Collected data

[Start]

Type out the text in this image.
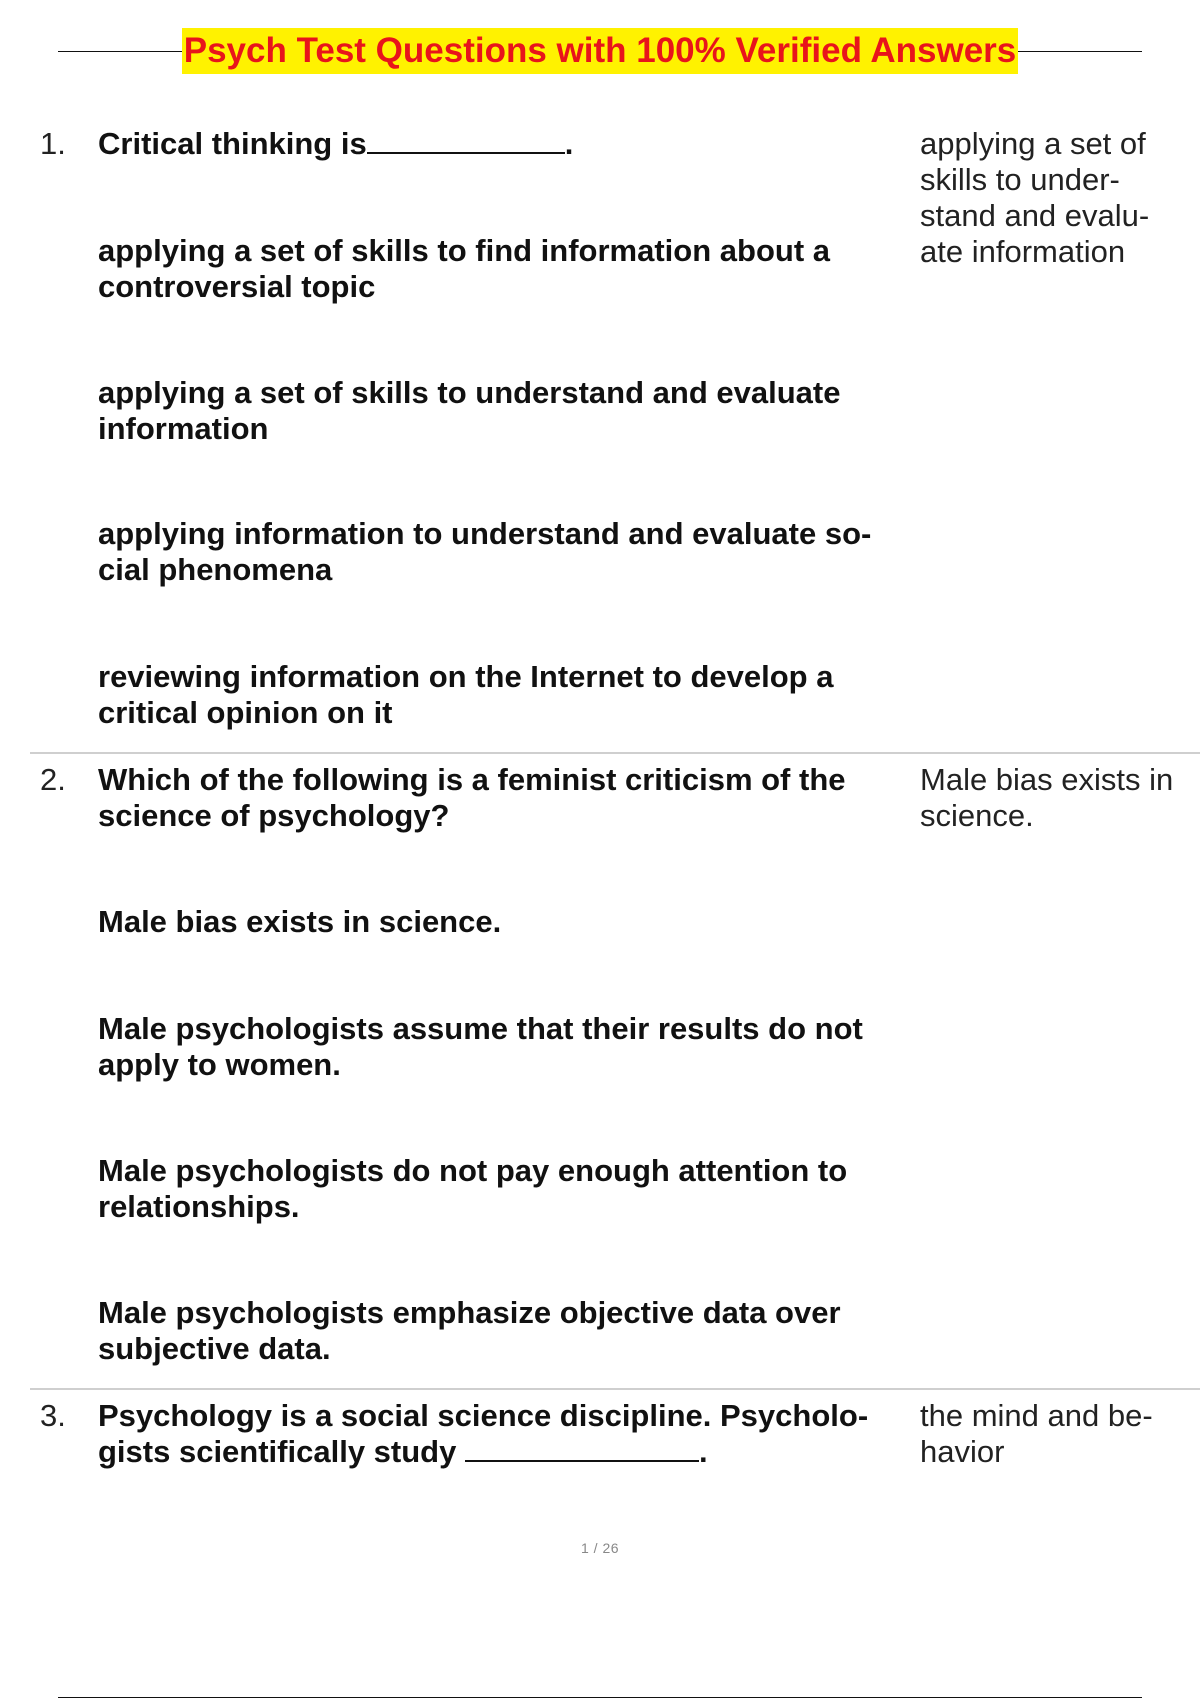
Psych Test Questions with 100% Verified Answers
1. Critical thinking is	.

applying a set of skills to find information about a controversial topic

applying a set of skills to understand and evaluate information

applying information to understand and evaluate so-cial phenomena

reviewing information on the Internet to develop a critical opinion on it

applying a set of skills to under-stand and evalu-ate information

2. Which of the following is a feminist criticism of the science of psychology?

Male bias exists in science.

Male psychologists assume that their results do not apply to women.

Male psychologists do not pay enough attention to relationships.

Male psychologists emphasize objective data over subjective data.

Male bias exists in science.

3. Psychology is a social science discipline. Psycholo-gists scientifically study	.

the mind and be-havior

1 / 26
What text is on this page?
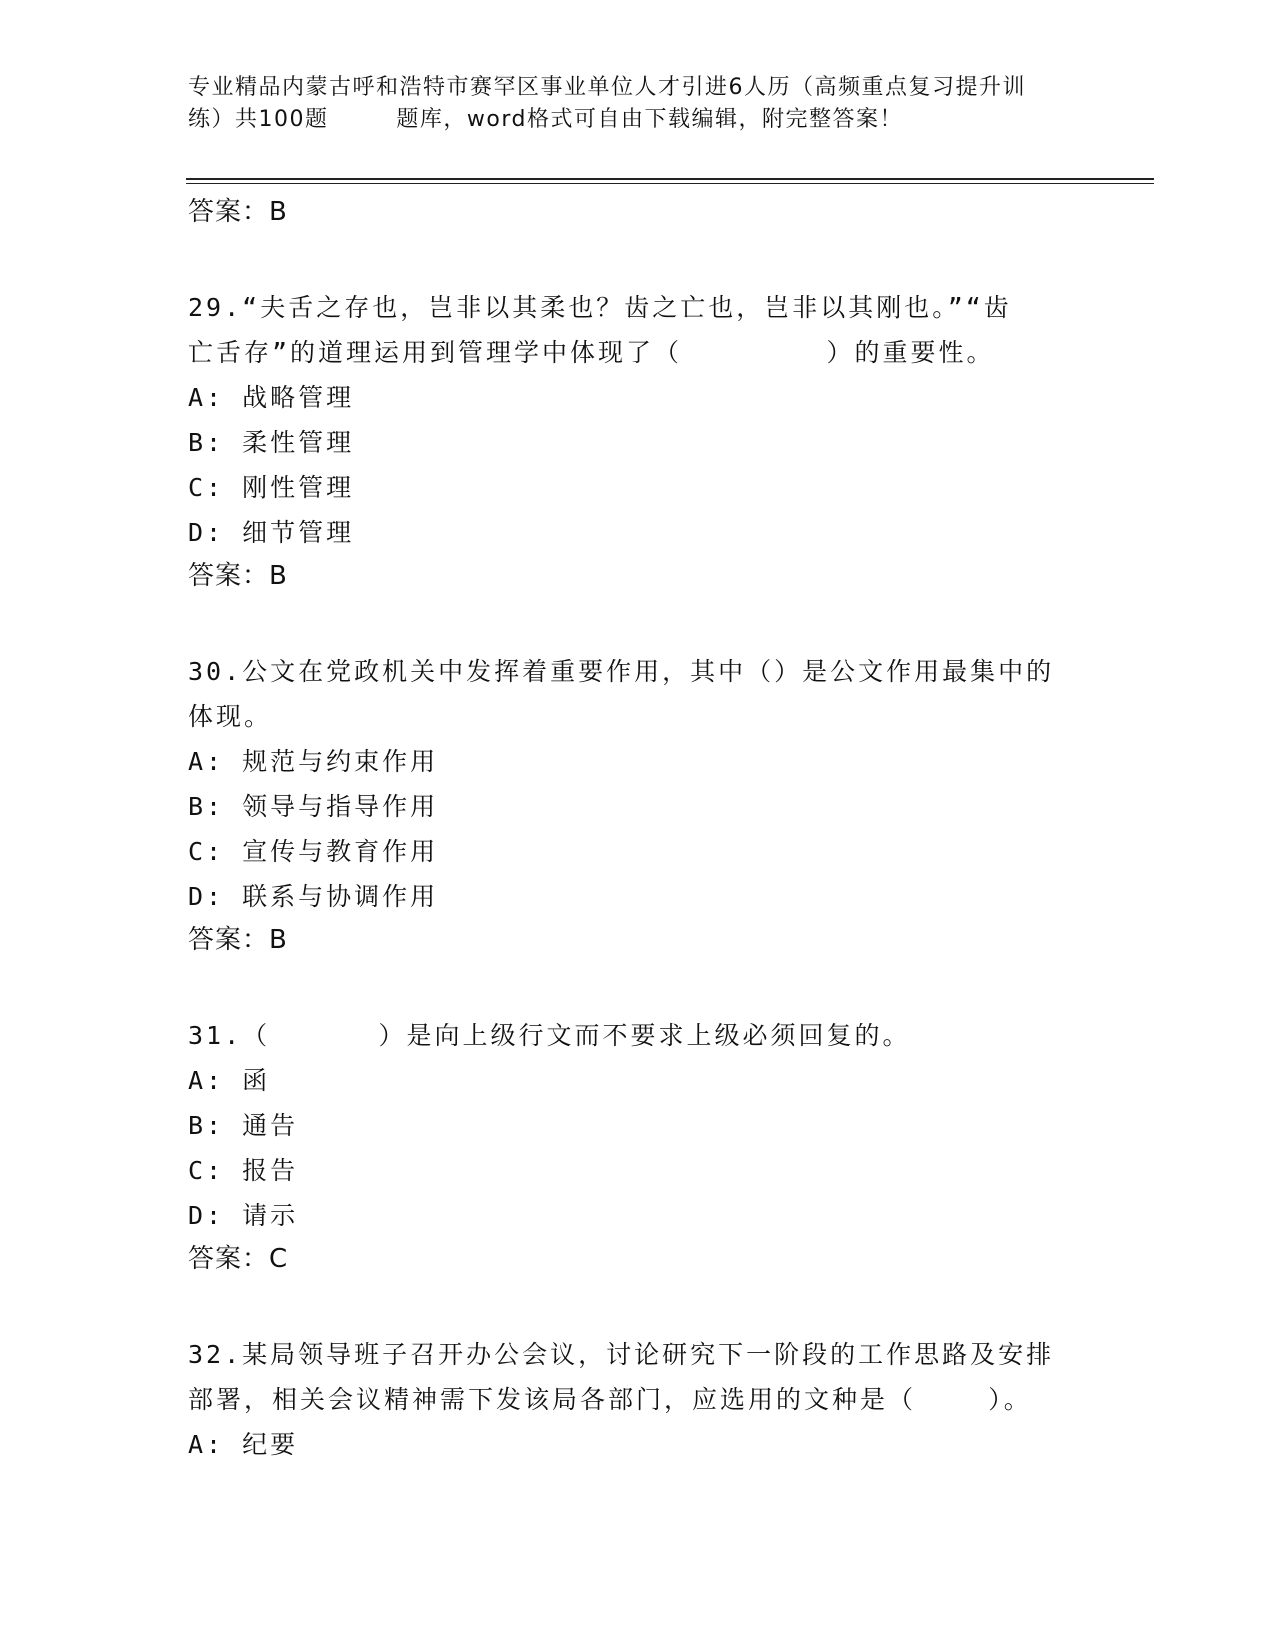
专业精品内蒙古呼和浩特市赛罕区事业单位人才引进6人历（高频重点复习提升训
练）共100题        题库，word格式可自由下载编辑，附完整答案！
答案：B
29.“夫舌之存也，岂非以其柔也？齿之亡也，岂非以其刚也。”“齿
亡舌存”的道理运用到管理学中体现了（        ）的重要性。
A: 战略管理
B: 柔性管理
C: 刚性管理
D: 细节管理
答案：B
30.公文在党政机关中发挥着重要作用，其中（）是公文作用最集中的
体现。
A: 规范与约束作用
B: 领导与指导作用
C: 宣传与教育作用
D: 联系与协调作用
答案：B
31.（      ）是向上级行文而不要求上级必须回复的。
A: 函
B: 通告
C: 报告
D: 请示
答案：C
32.某局领导班子召开办公会议，讨论研究下一阶段的工作思路及安排
部署，相关会议精神需下发该局各部门，应选用的文种是（    ）。
A: 纪要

[End]

● Task to complete: Write out exactly the lines from the one containing "What text is on this page?" to the last line of the records above, both included, and leave out any pictures.

● Output for this task:
What text is on this page?
专业精品内蒙古呼和浩特市赛罕区事业单位人才引进6人历（高频重点复习提升训
练）共100题        题库，word格式可自由下载编辑，附完整答案！
答案：B
29.“夫舌之存也，岂非以其柔也？齿之亡也，岂非以其刚也。”“齿
亡舌存”的道理运用到管理学中体现了（        ）的重要性。
A: 战略管理
B: 柔性管理
C: 刚性管理
D: 细节管理
答案：B
30.公文在党政机关中发挥着重要作用，其中（）是公文作用最集中的
体现。
A: 规范与约束作用
B: 领导与指导作用
C: 宣传与教育作用
D: 联系与协调作用
答案：B
31.（      ）是向上级行文而不要求上级必须回复的。
A: 函
B: 通告
C: 报告
D: 请示
答案：C
32.某局领导班子召开办公会议，讨论研究下一阶段的工作思路及安排
部署，相关会议精神需下发该局各部门，应选用的文种是（    ）。
A: 纪要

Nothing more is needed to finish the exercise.